What is required —
Gather each line of the entries below that includes "transversales".

(Data records)
+-------+
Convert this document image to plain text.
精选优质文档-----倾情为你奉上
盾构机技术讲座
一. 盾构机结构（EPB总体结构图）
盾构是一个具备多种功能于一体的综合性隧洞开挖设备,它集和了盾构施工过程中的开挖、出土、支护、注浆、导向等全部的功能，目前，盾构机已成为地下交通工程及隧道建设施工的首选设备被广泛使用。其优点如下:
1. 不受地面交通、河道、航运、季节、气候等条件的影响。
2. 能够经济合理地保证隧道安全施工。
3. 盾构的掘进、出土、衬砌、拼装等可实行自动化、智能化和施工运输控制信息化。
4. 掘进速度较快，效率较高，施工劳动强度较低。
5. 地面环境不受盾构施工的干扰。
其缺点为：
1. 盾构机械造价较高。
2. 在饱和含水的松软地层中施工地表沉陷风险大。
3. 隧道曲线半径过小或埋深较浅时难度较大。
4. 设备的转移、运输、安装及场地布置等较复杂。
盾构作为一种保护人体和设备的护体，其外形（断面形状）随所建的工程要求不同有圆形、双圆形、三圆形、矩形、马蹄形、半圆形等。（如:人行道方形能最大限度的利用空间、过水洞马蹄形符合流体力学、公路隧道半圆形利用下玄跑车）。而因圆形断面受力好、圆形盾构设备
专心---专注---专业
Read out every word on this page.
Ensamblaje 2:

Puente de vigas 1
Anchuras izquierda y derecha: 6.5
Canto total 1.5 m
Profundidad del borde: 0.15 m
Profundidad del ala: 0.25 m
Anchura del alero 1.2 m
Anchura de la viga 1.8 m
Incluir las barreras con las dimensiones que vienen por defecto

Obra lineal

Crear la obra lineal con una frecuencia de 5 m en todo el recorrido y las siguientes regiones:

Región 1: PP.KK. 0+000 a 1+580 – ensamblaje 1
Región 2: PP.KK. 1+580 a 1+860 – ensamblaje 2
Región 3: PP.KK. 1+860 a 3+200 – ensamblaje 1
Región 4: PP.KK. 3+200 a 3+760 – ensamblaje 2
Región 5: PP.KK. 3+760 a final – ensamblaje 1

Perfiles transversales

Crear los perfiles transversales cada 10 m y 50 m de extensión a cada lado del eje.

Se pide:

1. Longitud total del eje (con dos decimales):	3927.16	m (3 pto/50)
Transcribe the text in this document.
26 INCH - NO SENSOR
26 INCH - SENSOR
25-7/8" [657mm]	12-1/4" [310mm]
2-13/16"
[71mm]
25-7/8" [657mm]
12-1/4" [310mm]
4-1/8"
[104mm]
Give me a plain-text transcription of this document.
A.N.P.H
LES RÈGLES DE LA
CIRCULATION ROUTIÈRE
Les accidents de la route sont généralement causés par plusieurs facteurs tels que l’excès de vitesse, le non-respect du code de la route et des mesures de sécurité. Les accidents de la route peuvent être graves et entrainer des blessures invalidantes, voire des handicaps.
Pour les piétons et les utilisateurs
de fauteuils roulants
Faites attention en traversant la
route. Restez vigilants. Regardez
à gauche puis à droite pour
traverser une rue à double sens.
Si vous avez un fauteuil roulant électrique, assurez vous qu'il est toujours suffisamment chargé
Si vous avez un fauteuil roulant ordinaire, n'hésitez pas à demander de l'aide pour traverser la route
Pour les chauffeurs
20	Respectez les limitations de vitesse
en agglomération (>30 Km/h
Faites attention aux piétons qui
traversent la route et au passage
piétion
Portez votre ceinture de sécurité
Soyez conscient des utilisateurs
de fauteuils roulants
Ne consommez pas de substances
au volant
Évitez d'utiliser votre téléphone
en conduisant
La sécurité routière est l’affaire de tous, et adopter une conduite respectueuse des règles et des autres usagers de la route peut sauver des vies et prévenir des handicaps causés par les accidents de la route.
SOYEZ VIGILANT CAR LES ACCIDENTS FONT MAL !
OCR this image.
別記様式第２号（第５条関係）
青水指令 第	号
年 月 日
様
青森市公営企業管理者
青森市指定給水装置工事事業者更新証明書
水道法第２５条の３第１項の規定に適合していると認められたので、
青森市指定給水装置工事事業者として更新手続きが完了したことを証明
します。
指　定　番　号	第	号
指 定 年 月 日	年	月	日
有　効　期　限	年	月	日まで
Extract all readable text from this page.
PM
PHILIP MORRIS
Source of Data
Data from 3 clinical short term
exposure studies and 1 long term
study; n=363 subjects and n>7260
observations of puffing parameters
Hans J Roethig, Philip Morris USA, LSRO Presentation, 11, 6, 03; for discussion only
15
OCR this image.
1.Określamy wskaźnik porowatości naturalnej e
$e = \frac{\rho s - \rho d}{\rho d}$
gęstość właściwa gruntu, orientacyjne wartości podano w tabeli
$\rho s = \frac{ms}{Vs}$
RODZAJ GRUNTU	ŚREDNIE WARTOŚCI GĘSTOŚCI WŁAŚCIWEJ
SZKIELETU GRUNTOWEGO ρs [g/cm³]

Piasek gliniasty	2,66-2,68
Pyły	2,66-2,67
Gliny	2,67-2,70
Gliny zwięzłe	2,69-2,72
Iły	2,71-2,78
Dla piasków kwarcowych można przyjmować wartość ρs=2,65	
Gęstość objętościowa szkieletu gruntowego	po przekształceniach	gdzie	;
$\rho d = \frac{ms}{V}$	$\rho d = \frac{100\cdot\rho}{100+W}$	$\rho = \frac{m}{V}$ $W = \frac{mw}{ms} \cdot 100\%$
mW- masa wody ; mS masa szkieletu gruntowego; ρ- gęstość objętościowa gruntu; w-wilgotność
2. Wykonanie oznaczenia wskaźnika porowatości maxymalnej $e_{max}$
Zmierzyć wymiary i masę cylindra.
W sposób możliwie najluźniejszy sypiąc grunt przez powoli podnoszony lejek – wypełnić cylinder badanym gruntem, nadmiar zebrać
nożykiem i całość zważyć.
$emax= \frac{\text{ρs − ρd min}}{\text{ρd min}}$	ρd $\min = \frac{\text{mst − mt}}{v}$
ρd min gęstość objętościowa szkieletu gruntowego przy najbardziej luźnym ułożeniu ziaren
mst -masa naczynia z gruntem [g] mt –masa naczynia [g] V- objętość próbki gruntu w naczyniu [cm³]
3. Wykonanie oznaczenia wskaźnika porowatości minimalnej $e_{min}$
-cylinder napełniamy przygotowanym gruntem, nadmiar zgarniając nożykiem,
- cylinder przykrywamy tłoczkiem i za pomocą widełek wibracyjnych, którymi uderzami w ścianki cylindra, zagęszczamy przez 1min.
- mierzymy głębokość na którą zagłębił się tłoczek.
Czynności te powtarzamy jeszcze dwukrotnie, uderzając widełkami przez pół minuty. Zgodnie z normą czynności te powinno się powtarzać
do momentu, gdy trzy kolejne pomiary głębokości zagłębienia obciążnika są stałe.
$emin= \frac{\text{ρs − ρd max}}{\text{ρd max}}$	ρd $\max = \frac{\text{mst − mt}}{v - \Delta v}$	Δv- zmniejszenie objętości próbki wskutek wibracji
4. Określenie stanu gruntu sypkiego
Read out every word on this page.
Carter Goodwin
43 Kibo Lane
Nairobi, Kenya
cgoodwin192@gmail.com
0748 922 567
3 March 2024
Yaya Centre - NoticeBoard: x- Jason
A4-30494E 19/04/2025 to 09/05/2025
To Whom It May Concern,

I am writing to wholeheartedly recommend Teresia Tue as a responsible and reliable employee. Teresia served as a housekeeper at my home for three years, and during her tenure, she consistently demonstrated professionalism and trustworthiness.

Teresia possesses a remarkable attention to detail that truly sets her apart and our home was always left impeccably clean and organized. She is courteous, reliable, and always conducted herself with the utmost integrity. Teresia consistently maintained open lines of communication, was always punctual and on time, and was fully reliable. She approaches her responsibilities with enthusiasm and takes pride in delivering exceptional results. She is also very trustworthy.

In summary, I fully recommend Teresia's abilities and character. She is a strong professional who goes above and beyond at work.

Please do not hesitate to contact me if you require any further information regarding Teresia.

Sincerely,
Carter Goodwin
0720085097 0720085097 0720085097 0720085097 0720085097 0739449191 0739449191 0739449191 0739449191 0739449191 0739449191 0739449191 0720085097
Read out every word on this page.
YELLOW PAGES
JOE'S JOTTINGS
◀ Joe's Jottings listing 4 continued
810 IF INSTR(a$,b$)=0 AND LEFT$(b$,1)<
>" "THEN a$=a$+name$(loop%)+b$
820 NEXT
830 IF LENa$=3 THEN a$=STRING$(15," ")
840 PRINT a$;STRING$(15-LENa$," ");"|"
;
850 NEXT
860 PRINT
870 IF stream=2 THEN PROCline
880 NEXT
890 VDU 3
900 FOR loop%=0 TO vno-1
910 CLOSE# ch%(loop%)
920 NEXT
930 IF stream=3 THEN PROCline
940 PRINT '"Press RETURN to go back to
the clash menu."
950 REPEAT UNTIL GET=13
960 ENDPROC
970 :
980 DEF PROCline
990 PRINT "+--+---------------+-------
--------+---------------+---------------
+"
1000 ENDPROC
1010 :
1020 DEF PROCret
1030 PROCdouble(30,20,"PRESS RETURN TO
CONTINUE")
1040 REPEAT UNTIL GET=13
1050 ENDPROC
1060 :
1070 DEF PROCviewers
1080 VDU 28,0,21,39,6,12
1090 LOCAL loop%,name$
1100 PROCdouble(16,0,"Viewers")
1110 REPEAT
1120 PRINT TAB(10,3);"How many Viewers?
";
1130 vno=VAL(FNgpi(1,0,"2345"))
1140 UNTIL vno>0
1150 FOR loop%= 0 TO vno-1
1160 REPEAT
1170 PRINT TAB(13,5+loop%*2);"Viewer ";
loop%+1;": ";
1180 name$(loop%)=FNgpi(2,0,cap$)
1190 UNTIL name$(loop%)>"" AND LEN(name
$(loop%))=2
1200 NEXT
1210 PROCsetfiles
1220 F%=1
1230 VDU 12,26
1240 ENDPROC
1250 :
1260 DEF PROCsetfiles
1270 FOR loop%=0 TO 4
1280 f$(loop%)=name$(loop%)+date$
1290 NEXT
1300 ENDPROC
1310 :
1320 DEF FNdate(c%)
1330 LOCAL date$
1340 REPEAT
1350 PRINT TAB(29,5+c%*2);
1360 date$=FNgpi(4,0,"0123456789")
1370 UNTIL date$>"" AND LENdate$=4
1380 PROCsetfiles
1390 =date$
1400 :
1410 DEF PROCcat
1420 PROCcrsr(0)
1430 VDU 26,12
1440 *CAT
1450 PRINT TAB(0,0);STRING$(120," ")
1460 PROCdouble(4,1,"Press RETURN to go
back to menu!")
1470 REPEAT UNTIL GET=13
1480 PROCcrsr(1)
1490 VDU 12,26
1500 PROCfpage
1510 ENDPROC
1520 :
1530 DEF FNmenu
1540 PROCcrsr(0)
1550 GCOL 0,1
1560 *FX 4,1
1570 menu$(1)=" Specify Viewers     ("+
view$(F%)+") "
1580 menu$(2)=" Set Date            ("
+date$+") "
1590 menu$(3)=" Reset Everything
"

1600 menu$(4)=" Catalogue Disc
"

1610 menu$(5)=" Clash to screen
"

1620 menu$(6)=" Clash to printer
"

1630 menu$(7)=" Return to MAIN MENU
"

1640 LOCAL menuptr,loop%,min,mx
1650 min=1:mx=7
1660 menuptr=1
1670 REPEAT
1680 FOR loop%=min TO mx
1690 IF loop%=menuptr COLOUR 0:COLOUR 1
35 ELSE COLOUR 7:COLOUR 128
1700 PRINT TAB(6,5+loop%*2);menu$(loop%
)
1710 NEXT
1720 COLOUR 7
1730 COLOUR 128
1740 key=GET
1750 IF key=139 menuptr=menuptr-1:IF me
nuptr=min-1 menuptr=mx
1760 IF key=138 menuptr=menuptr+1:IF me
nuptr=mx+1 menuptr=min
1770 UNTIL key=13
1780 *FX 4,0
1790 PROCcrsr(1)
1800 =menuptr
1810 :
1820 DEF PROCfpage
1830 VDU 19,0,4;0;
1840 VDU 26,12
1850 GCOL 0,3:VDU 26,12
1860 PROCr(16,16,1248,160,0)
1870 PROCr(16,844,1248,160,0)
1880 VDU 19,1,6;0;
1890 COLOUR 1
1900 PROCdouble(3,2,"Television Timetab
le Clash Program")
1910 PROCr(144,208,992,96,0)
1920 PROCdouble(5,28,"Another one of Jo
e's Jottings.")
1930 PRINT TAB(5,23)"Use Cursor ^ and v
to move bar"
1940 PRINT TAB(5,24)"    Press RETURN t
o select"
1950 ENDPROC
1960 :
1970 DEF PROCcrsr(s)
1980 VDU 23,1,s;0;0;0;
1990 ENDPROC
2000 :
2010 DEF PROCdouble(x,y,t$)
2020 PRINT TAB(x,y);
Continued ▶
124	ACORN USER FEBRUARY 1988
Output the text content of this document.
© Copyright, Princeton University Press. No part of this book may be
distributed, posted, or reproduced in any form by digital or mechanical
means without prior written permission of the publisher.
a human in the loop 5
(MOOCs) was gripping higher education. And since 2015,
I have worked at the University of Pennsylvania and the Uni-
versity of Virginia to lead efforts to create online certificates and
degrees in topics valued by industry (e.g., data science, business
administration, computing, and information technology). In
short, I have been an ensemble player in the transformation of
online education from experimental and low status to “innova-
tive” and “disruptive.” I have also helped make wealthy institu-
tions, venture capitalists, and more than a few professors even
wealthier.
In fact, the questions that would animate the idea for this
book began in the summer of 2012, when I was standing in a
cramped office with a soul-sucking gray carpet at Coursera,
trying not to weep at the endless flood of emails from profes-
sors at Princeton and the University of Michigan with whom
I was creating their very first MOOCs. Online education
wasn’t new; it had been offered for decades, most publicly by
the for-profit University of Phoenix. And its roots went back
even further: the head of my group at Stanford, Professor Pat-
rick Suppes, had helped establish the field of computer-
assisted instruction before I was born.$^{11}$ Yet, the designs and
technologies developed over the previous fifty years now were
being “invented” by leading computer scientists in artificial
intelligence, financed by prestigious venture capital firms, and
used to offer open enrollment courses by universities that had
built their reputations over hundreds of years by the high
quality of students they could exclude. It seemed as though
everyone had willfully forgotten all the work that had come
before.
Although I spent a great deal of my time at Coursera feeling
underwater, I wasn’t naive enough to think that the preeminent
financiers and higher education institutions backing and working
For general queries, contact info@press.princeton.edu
+-------+
The solution —
Perfiles transversales
Crear los perfiles transversales cada 10 m y 50 m de extensión a cada lado del eje.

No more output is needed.